■ What is needed ■
Identify the lines that contain the word "القطع", then copy them.
--- BEGIN Data in this exercise ---
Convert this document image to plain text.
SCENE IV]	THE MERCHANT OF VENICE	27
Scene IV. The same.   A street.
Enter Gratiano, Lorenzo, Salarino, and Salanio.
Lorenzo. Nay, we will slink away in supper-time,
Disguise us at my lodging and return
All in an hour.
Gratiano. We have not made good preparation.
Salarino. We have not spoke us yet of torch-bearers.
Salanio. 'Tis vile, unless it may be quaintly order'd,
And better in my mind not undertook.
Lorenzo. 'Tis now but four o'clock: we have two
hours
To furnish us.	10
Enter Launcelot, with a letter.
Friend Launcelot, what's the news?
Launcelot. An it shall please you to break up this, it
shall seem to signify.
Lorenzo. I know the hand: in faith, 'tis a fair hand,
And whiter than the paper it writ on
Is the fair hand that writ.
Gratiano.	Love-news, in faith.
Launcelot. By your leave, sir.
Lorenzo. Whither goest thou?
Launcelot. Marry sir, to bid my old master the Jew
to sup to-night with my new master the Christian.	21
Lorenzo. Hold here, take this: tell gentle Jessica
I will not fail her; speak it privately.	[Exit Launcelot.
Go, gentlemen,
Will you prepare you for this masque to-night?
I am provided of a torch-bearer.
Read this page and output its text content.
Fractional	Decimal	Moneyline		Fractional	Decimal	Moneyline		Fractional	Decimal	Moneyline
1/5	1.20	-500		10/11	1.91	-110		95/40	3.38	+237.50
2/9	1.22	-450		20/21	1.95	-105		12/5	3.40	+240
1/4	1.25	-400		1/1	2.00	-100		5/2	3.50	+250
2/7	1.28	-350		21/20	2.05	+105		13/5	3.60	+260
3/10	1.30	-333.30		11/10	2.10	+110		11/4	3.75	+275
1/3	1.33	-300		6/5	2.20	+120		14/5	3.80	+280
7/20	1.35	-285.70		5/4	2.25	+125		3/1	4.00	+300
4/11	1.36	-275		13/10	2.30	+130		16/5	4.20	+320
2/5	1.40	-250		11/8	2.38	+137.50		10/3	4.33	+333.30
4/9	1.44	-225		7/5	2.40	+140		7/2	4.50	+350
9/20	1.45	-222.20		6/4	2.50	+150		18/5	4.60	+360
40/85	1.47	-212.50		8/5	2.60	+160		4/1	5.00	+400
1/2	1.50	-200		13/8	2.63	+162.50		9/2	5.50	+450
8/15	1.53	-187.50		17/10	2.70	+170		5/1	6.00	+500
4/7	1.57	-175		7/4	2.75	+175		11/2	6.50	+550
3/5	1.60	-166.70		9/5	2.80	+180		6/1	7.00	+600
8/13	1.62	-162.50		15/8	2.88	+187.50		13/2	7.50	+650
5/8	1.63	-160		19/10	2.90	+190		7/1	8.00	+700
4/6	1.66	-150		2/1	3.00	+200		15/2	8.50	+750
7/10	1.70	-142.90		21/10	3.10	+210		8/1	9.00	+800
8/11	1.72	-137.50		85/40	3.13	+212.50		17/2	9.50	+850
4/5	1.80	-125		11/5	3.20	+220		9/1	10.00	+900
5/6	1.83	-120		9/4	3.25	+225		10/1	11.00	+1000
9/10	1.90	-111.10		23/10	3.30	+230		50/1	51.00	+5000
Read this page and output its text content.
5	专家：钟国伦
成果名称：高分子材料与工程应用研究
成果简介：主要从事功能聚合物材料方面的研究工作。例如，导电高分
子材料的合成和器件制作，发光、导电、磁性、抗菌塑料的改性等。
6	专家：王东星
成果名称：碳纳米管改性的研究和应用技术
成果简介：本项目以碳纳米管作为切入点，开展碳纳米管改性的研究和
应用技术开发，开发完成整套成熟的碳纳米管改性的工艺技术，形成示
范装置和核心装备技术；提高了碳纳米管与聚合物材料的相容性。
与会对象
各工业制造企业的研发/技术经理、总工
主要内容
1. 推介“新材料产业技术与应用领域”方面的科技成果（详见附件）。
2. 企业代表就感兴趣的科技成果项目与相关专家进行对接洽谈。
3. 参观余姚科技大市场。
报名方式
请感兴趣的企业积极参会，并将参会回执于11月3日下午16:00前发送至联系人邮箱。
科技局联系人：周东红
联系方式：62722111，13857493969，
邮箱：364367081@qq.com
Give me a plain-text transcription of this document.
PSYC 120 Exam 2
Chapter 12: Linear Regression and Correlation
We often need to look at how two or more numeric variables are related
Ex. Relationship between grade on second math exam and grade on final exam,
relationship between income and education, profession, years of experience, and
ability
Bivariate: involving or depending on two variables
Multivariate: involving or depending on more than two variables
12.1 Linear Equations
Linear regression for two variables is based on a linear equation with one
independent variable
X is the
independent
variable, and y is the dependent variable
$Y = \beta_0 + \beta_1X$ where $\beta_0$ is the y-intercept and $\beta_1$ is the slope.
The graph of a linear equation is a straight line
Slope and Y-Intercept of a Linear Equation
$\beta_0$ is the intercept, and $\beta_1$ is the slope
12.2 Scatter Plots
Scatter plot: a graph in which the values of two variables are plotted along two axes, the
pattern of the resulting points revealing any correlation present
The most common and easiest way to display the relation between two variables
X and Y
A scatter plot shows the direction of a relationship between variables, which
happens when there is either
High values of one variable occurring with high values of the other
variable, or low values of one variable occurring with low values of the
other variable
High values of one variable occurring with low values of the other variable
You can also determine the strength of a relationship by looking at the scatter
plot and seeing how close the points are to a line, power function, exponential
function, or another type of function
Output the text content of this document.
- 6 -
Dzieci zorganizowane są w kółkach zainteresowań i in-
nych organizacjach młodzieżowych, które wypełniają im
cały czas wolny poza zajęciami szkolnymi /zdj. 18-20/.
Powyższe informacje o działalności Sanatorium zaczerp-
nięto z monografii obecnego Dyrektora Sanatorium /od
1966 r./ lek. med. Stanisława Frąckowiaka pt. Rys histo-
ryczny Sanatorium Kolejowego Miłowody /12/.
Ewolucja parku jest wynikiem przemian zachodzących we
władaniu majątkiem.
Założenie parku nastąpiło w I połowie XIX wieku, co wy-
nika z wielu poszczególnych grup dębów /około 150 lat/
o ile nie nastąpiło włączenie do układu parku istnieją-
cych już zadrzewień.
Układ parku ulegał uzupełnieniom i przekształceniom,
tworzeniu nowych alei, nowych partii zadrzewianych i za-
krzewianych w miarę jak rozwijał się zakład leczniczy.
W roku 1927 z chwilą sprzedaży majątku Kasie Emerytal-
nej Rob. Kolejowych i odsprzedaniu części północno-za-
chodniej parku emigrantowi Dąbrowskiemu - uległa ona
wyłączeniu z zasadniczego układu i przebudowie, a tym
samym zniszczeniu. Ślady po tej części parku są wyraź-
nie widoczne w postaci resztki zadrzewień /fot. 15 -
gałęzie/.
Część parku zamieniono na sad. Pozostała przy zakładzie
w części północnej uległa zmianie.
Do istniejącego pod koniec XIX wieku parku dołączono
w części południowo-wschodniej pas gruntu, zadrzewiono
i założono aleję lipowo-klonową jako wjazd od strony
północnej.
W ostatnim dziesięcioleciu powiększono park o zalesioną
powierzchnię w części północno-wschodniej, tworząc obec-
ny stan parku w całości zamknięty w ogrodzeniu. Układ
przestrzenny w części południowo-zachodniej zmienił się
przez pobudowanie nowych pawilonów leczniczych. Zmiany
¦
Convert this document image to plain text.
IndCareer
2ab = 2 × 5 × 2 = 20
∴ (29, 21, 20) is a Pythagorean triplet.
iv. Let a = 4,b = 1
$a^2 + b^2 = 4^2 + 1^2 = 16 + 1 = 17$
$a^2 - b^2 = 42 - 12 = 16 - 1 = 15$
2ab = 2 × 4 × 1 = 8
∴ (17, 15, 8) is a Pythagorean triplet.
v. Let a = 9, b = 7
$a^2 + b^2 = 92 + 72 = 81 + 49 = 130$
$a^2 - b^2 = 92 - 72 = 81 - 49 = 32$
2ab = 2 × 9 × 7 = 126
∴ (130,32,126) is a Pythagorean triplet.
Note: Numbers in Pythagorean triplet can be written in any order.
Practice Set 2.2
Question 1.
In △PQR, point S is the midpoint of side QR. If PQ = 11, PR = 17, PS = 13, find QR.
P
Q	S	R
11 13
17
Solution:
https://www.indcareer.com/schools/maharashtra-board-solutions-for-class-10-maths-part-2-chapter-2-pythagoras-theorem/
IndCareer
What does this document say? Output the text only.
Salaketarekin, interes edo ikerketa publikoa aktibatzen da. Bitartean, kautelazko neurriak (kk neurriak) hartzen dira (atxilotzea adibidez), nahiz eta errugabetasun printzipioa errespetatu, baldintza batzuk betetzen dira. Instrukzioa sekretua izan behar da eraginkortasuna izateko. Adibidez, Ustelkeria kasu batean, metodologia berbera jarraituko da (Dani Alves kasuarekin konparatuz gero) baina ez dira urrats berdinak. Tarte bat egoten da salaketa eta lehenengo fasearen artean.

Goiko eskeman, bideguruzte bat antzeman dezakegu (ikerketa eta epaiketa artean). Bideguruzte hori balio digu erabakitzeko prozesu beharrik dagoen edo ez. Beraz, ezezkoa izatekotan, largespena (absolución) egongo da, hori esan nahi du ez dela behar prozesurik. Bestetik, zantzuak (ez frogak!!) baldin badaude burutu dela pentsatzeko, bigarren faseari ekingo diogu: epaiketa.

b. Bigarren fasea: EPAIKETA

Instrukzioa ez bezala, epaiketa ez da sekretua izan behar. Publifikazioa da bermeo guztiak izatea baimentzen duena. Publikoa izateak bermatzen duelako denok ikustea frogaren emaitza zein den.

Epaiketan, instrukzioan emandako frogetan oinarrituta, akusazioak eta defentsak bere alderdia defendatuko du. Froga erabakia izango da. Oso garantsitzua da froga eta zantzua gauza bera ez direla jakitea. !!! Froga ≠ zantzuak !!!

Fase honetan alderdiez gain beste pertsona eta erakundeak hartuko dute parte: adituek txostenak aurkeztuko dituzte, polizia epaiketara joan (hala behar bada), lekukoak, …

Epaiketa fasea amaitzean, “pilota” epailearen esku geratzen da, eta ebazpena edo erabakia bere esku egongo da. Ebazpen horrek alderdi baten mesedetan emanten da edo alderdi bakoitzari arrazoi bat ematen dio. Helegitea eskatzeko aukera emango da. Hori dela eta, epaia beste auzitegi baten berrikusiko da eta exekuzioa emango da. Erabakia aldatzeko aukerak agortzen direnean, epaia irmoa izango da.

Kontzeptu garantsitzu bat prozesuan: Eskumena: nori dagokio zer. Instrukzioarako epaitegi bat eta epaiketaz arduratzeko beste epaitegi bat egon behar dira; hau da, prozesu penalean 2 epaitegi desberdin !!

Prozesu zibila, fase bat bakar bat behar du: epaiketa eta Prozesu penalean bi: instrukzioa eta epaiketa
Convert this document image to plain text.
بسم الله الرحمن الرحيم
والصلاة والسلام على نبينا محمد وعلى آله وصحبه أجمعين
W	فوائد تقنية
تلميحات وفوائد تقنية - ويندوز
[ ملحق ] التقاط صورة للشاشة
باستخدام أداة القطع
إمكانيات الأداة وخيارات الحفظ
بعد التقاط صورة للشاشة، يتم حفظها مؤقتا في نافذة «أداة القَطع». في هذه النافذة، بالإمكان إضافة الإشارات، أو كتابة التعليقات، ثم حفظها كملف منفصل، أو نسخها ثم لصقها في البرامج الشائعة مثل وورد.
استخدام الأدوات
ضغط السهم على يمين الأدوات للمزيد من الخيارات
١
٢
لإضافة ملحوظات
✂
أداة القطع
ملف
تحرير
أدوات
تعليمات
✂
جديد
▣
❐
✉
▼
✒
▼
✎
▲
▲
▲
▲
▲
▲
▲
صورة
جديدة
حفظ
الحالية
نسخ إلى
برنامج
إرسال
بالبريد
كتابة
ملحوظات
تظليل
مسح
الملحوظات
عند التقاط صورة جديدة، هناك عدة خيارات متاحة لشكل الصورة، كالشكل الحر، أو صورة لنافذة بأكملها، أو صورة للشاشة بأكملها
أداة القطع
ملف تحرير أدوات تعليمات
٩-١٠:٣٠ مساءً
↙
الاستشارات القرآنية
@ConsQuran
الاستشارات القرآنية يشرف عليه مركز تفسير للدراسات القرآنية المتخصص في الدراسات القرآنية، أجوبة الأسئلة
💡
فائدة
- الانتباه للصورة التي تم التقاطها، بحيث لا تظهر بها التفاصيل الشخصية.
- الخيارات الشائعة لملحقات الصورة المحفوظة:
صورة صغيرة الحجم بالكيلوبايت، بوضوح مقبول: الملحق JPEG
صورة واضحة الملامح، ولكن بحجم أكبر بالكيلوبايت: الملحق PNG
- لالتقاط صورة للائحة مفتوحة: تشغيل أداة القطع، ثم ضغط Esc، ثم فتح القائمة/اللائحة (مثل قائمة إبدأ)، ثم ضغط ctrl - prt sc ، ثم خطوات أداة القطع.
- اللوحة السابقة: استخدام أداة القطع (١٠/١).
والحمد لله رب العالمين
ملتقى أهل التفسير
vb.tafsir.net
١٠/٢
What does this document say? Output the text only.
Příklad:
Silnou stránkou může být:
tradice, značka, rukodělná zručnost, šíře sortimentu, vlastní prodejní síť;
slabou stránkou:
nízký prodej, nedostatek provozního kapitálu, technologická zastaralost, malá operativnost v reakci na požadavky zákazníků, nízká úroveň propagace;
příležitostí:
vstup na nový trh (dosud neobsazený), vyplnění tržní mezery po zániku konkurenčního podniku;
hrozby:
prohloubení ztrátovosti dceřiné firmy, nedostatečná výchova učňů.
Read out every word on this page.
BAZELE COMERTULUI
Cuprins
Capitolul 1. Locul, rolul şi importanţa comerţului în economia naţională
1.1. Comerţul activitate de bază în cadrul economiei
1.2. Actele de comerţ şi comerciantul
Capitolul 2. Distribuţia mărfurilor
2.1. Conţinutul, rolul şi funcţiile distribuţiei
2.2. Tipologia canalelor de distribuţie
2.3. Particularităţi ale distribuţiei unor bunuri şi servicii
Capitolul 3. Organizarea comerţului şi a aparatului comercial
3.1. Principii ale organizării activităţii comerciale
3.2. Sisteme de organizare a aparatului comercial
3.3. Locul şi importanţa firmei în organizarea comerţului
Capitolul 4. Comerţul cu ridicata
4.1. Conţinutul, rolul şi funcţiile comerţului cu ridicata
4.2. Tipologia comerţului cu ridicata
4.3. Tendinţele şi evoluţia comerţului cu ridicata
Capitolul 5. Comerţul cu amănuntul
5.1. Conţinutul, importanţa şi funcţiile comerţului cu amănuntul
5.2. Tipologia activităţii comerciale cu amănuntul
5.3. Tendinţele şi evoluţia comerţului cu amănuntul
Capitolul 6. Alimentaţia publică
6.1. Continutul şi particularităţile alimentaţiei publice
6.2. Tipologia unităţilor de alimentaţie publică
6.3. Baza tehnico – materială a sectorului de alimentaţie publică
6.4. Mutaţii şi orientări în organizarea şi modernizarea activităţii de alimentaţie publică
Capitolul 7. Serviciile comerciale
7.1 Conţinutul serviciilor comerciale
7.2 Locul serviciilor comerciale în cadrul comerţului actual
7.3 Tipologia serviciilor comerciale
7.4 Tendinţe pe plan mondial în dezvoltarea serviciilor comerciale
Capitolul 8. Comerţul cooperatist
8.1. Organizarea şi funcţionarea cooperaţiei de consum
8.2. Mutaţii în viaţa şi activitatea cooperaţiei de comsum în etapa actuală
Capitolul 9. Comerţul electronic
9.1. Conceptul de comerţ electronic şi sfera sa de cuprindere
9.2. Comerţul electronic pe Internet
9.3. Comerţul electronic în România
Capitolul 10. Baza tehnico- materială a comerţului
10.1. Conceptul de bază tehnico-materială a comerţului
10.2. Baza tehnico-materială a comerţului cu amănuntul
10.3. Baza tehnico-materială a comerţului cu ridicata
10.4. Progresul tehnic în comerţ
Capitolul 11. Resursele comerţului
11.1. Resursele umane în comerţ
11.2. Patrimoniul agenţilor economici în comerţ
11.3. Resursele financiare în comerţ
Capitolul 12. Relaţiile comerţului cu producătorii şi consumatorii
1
--- END Data in this exercise ---
■ Reply ■
باستخدام أداة القطع
أداة القطع
أداة القطع
- لالتقاط صورة للائحة مفتوحة: تشغيل أداة القطع، ثم ضغط Esc، ثم فتح القائمة/اللائحة (مثل قائمة إبدأ)، ثم ضغط ctrl - prt sc ، ثم خطوات أداة القطع.
- اللوحة السابقة: استخدام أداة القطع (١٠/١).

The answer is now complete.